What this task involves:
Images appear in the records below; leave them out and repeat everything else exactly.

Records for processing:

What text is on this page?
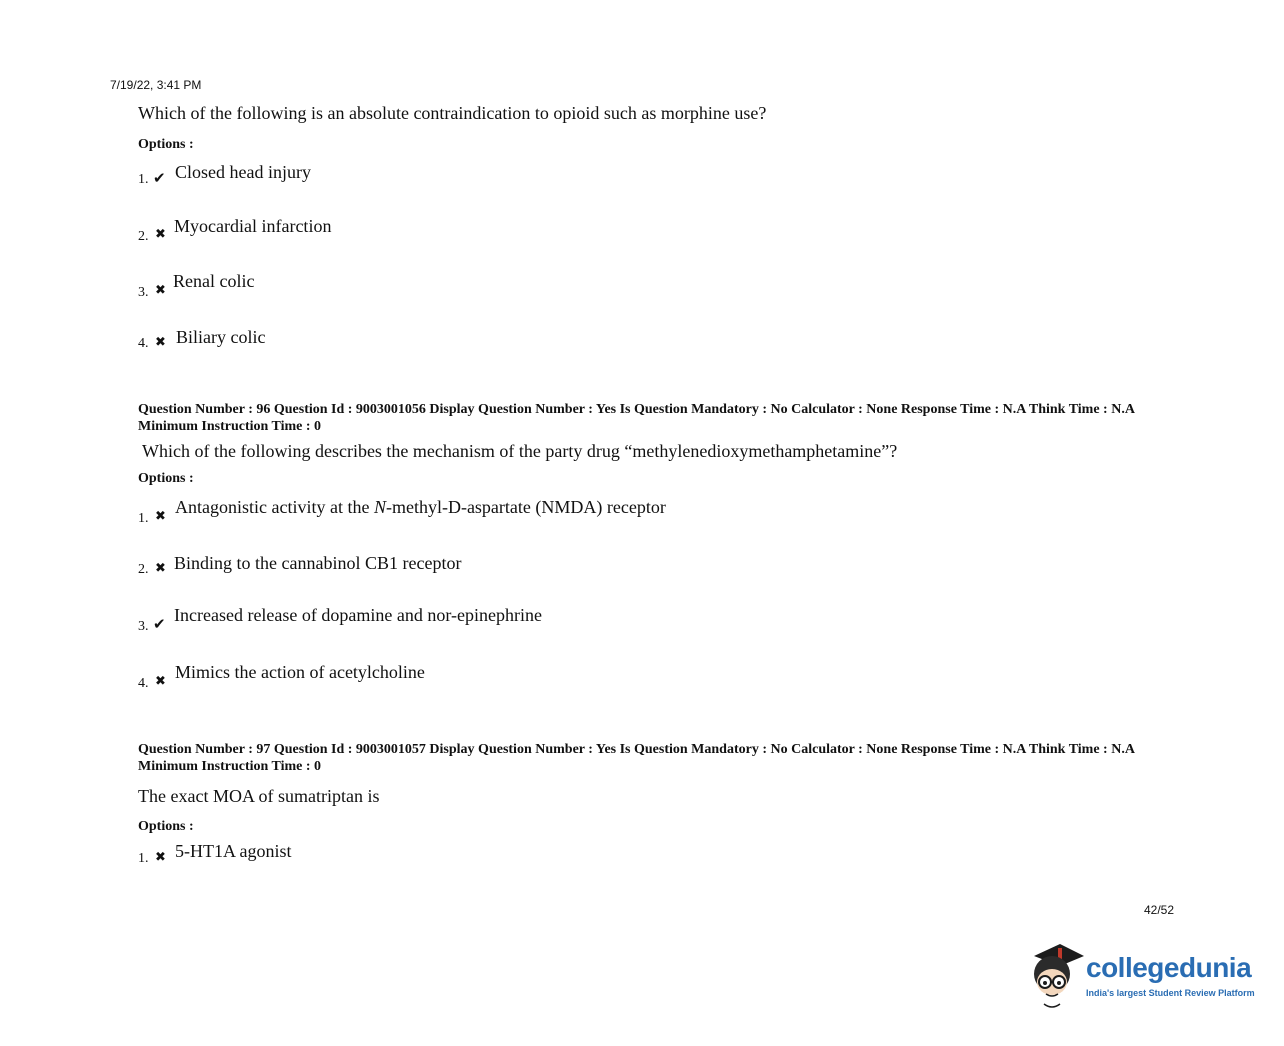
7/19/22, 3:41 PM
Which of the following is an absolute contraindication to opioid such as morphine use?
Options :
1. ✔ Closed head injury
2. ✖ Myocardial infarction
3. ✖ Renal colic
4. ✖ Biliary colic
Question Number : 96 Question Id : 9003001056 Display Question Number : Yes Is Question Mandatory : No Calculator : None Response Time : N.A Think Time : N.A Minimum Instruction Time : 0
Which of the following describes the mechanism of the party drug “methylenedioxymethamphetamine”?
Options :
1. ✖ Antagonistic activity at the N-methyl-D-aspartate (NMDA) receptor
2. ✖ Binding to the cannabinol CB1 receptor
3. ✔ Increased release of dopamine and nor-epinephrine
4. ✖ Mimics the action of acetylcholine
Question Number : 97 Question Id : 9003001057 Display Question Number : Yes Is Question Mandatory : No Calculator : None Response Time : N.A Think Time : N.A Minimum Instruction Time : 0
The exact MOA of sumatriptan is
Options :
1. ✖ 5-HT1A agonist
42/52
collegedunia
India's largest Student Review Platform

Solved problem:
What text is on this page?
7/19/22, 3:41 PM
Which of the following is an absolute contraindication to opioid such as morphine use?
Options :
1. ✔ Closed head injury
2. ✖ Myocardial infarction
3. ✖ Renal colic
4. ✖ Biliary colic
Question Number : 96 Question Id : 9003001056 Display Question Number : Yes Is Question Mandatory : No Calculator : None Response Time : N.A Think Time : N.A Minimum Instruction Time : 0
Which of the following describes the mechanism of the party drug “methylenedioxymethamphetamine”?
Options :
1. ✖ Antagonistic activity at the N-methyl-D-aspartate (NMDA) receptor
2. ✖ Binding to the cannabinol CB1 receptor
3. ✔ Increased release of dopamine and nor-epinephrine
4. ✖ Mimics the action of acetylcholine
Question Number : 97 Question Id : 9003001057 Display Question Number : Yes Is Question Mandatory : No Calculator : None Response Time : N.A Think Time : N.A Minimum Instruction Time : 0
The exact MOA of sumatriptan is
Options :
1. ✖ 5-HT1A agonist
42/52
collegedunia
India's largest Student Review Platform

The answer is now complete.